DATA SUPPLIED:

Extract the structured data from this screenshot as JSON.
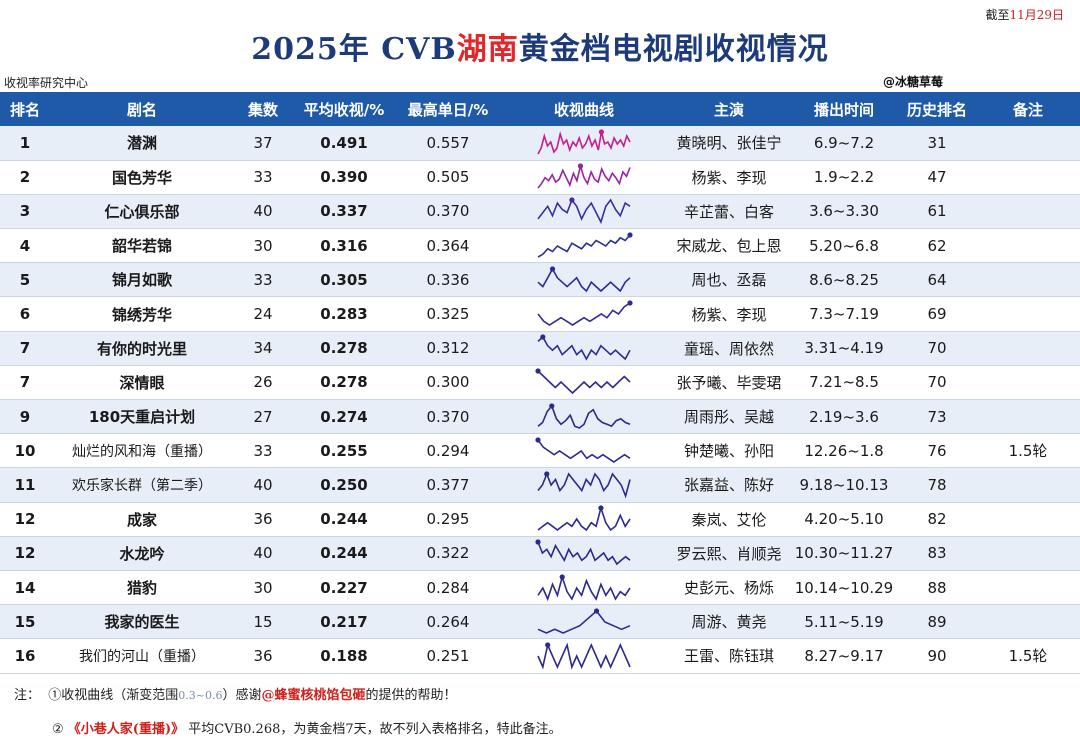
{
  "header": {
    "date_prefix": "截至",
    "date_value": "11月29日",
    "title_pre": "2025年 CVB",
    "title_highlight": "湖南",
    "title_post": "黄金档电视剧收视情况",
    "source_left": "收视率研究中心",
    "source_right": "@冰糖草莓"
  },
  "table": {
    "columns": [
      "排名",
      "剧名",
      "集数",
      "平均收视/%",
      "最高单日/%",
      "收视曲线",
      "主演",
      "播出时间",
      "历史排名",
      "备注"
    ],
    "rows": [
      {
        "rank": "1",
        "name": "潜渊",
        "eps": "37",
        "avg": "0.491",
        "peak": "0.557",
        "cast": "黄晓明、张佳宁",
        "period": "6.9~7.2",
        "hist": "31",
        "note": "",
        "curve": [
          0.44,
          0.47,
          0.53,
          0.48,
          0.5,
          0.45,
          0.47,
          0.54,
          0.49,
          0.51,
          0.46,
          0.5,
          0.48,
          0.52,
          0.47,
          0.49,
          0.53,
          0.48,
          0.51,
          0.46,
          0.55,
          0.49,
          0.5,
          0.47,
          0.52,
          0.49,
          0.51,
          0.48,
          0.53,
          0.5
        ],
        "curve_color": "#c41f8e"
      },
      {
        "rank": "2",
        "name": "国色芳华",
        "eps": "33",
        "avg": "0.390",
        "peak": "0.505",
        "cast": "杨紫、李现",
        "period": "1.9~2.2",
        "hist": "47",
        "note": "",
        "curve": [
          0.33,
          0.36,
          0.4,
          0.38,
          0.42,
          0.37,
          0.39,
          0.45,
          0.4,
          0.35,
          0.43,
          0.38,
          0.48,
          0.4,
          0.36,
          0.44,
          0.39,
          0.37,
          0.46,
          0.41,
          0.38,
          0.43,
          0.4,
          0.36,
          0.44,
          0.41,
          0.47
        ],
        "curve_color": "#9a23a3"
      },
      {
        "rank": "3",
        "name": "仁心俱乐部",
        "eps": "40",
        "avg": "0.337",
        "peak": "0.370",
        "cast": "辛芷蕾、白客",
        "period": "3.6~3.30",
        "hist": "61",
        "note": "",
        "curve": [
          0.31,
          0.33,
          0.35,
          0.32,
          0.36,
          0.34,
          0.33,
          0.37,
          0.35,
          0.31,
          0.34,
          0.36,
          0.33,
          0.3,
          0.35,
          0.37,
          0.34,
          0.32,
          0.36,
          0.35
        ],
        "curve_color": "#3a2fa0"
      },
      {
        "rank": "4",
        "name": "韶华若锦",
        "eps": "30",
        "avg": "0.316",
        "peak": "0.364",
        "cast": "宋威龙、包上恩",
        "period": "5.20~6.8",
        "hist": "62",
        "note": "",
        "curve": [
          0.28,
          0.29,
          0.31,
          0.3,
          0.32,
          0.31,
          0.3,
          0.33,
          0.32,
          0.31,
          0.33,
          0.32,
          0.34,
          0.33,
          0.32,
          0.34,
          0.33,
          0.35,
          0.34,
          0.36
        ],
        "curve_color": "#2a2f9a"
      },
      {
        "rank": "5",
        "name": "锦月如歌",
        "eps": "33",
        "avg": "0.305",
        "peak": "0.336",
        "cast": "周也、丞磊",
        "period": "8.6~8.25",
        "hist": "64",
        "note": "",
        "curve": [
          0.31,
          0.3,
          0.32,
          0.34,
          0.32,
          0.31,
          0.3,
          0.31,
          0.32,
          0.3,
          0.29,
          0.31,
          0.3,
          0.29,
          0.3,
          0.31,
          0.3,
          0.29,
          0.31,
          0.32
        ],
        "curve_color": "#2d2a94"
      },
      {
        "rank": "6",
        "name": "锦绣芳华",
        "eps": "24",
        "avg": "0.283",
        "peak": "0.325",
        "cast": "杨紫、李现",
        "period": "7.3~7.19",
        "hist": "69",
        "note": "",
        "curve": [
          0.29,
          0.27,
          0.26,
          0.27,
          0.28,
          0.27,
          0.26,
          0.27,
          0.28,
          0.27,
          0.28,
          0.29,
          0.28,
          0.3,
          0.29,
          0.31,
          0.32
        ],
        "curve_color": "#332a96"
      },
      {
        "rank": "7",
        "name": "有你的时光里",
        "eps": "34",
        "avg": "0.278",
        "peak": "0.312",
        "cast": "童瑶、周依然",
        "period": "3.31~4.19",
        "hist": "70",
        "note": "",
        "curve": [
          0.3,
          0.31,
          0.29,
          0.28,
          0.29,
          0.27,
          0.28,
          0.29,
          0.27,
          0.28,
          0.26,
          0.28,
          0.27,
          0.29,
          0.28,
          0.27,
          0.28,
          0.27,
          0.26,
          0.28
        ],
        "curve_color": "#2f2a90"
      },
      {
        "rank": "7",
        "name": "深情眼",
        "eps": "26",
        "avg": "0.278",
        "peak": "0.300",
        "cast": "张予曦、毕雯珺",
        "period": "7.21~8.5",
        "hist": "70",
        "note": "",
        "curve": [
          0.3,
          0.29,
          0.28,
          0.27,
          0.28,
          0.27,
          0.26,
          0.27,
          0.28,
          0.27,
          0.28,
          0.27,
          0.28,
          0.27,
          0.28,
          0.29,
          0.28
        ],
        "curve_color": "#302a92"
      },
      {
        "rank": "9",
        "name": "180天重启计划",
        "eps": "27",
        "avg": "0.274",
        "peak": "0.370",
        "cast": "周雨彤、吴越",
        "period": "2.19~3.6",
        "hist": "73",
        "note": "",
        "curve": [
          0.26,
          0.28,
          0.34,
          0.37,
          0.3,
          0.27,
          0.29,
          0.32,
          0.26,
          0.25,
          0.27,
          0.33,
          0.35,
          0.3,
          0.28,
          0.27,
          0.26,
          0.29,
          0.3,
          0.28,
          0.27
        ],
        "curve_color": "#2b2a8e"
      },
      {
        "rank": "10",
        "name": "灿烂的风和海（重播）",
        "eps": "33",
        "avg": "0.255",
        "peak": "0.294",
        "cast": "钟楚曦、孙阳",
        "period": "12.26~1.8",
        "hist": "76",
        "note": "1.5轮",
        "curve": [
          0.29,
          0.27,
          0.26,
          0.25,
          0.26,
          0.25,
          0.24,
          0.25,
          0.26,
          0.24,
          0.25,
          0.24,
          0.25,
          0.24,
          0.23,
          0.24,
          0.25,
          0.24
        ],
        "curve_color": "#2e2a8f"
      },
      {
        "rank": "11",
        "name": "欢乐家长群（第二季）",
        "eps": "40",
        "avg": "0.250",
        "peak": "0.377",
        "cast": "张嘉益、陈好",
        "period": "9.18~10.13",
        "hist": "78",
        "note": "",
        "curve": [
          0.24,
          0.25,
          0.27,
          0.25,
          0.26,
          0.24,
          0.25,
          0.27,
          0.26,
          0.25,
          0.24,
          0.26,
          0.25,
          0.27,
          0.26,
          0.24,
          0.25,
          0.27,
          0.26,
          0.25,
          0.23,
          0.26
        ],
        "curve_color": "#2b2a91"
      },
      {
        "rank": "12",
        "name": "成家",
        "eps": "36",
        "avg": "0.244",
        "peak": "0.295",
        "cast": "秦岚、艾伦",
        "period": "4.20~5.10",
        "hist": "82",
        "note": "",
        "curve": [
          0.23,
          0.24,
          0.25,
          0.24,
          0.23,
          0.24,
          0.25,
          0.24,
          0.26,
          0.24,
          0.23,
          0.25,
          0.24,
          0.29,
          0.25,
          0.23,
          0.24,
          0.27,
          0.24,
          0.26
        ],
        "curve_color": "#2c2a8d"
      },
      {
        "rank": "12",
        "name": "水龙吟",
        "eps": "40",
        "avg": "0.244",
        "peak": "0.322",
        "cast": "罗云熙、肖顺尧",
        "period": "10.30~11.27",
        "hist": "83",
        "note": "",
        "curve": [
          0.28,
          0.25,
          0.26,
          0.24,
          0.27,
          0.25,
          0.23,
          0.26,
          0.24,
          0.25,
          0.23,
          0.24,
          0.26,
          0.23,
          0.24,
          0.25,
          0.23,
          0.24,
          0.22,
          0.23,
          0.24,
          0.23
        ],
        "curve_color": "#2a2a8b"
      },
      {
        "rank": "14",
        "name": "猎豹",
        "eps": "30",
        "avg": "0.227",
        "peak": "0.284",
        "cast": "史彭元、杨烁",
        "period": "10.14~10.29",
        "hist": "88",
        "note": "",
        "curve": [
          0.22,
          0.24,
          0.21,
          0.25,
          0.22,
          0.27,
          0.23,
          0.21,
          0.24,
          0.22,
          0.26,
          0.23,
          0.21,
          0.25,
          0.22,
          0.24,
          0.21,
          0.23,
          0.22,
          0.24
        ],
        "curve_color": "#2b2a8c"
      },
      {
        "rank": "15",
        "name": "我家的医生",
        "eps": "15",
        "avg": "0.217",
        "peak": "0.264",
        "cast": "周游、黄尧",
        "period": "5.11~5.19",
        "hist": "89",
        "note": "",
        "curve": [
          0.21,
          0.2,
          0.21,
          0.2,
          0.21,
          0.22,
          0.24,
          0.26,
          0.23,
          0.22,
          0.21,
          0.22
        ],
        "curve_color": "#2e2a8e"
      },
      {
        "rank": "16",
        "name": "我们的河山（重播）",
        "eps": "36",
        "avg": "0.188",
        "peak": "0.251",
        "cast": "王雷、陈钰琪",
        "period": "8.27~9.17",
        "hist": "90",
        "note": "1.5轮",
        "curve": [
          0.19,
          0.18,
          0.2,
          0.19,
          0.18,
          0.19,
          0.2,
          0.18,
          0.19,
          0.18,
          0.19,
          0.2,
          0.19,
          0.18,
          0.19,
          0.18,
          0.19,
          0.2,
          0.19,
          0.18
        ],
        "curve_color": "#2d2a8f"
      }
    ]
  },
  "footer": {
    "prefix": "注：",
    "line1_a": "①收视曲线（渐变范围",
    "line1_range": "0.3~0.6",
    "line1_b": "）感谢",
    "line1_credit": "@蜂蜜核桃馅包砸",
    "line1_c": "的提供的帮助！",
    "line2_a": "②",
    "line2_title": "《小巷人家(重播)》",
    "line2_b": "平均CVB0.268，为黄金档7天",
    "line2_c": "，故不列入表格排名，特此备注。"
  },
  "colors": {
    "header_bg": "#1e5aa8",
    "title": "#1d3a7a",
    "highlight": "#e3262a",
    "row_odd": "#e8eef8"
  }
}
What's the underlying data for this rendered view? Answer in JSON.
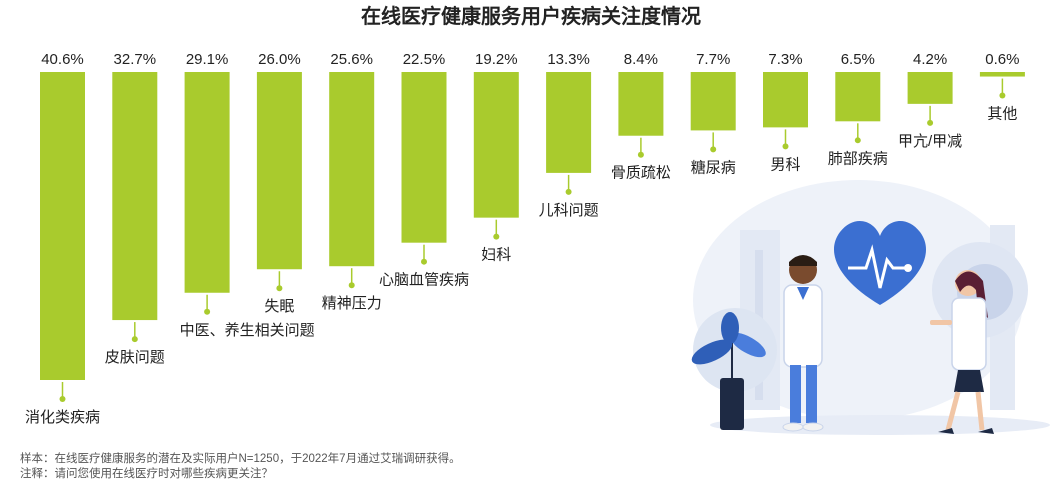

TO BE DONE:
Show all lines in the entries above where the word "JSON" appears.

SOLUTION FOR THIS PROBLEM:
Extract the structured data from this screenshot as JSON.
What's the underlying data for this rendered view? Answer in JSON.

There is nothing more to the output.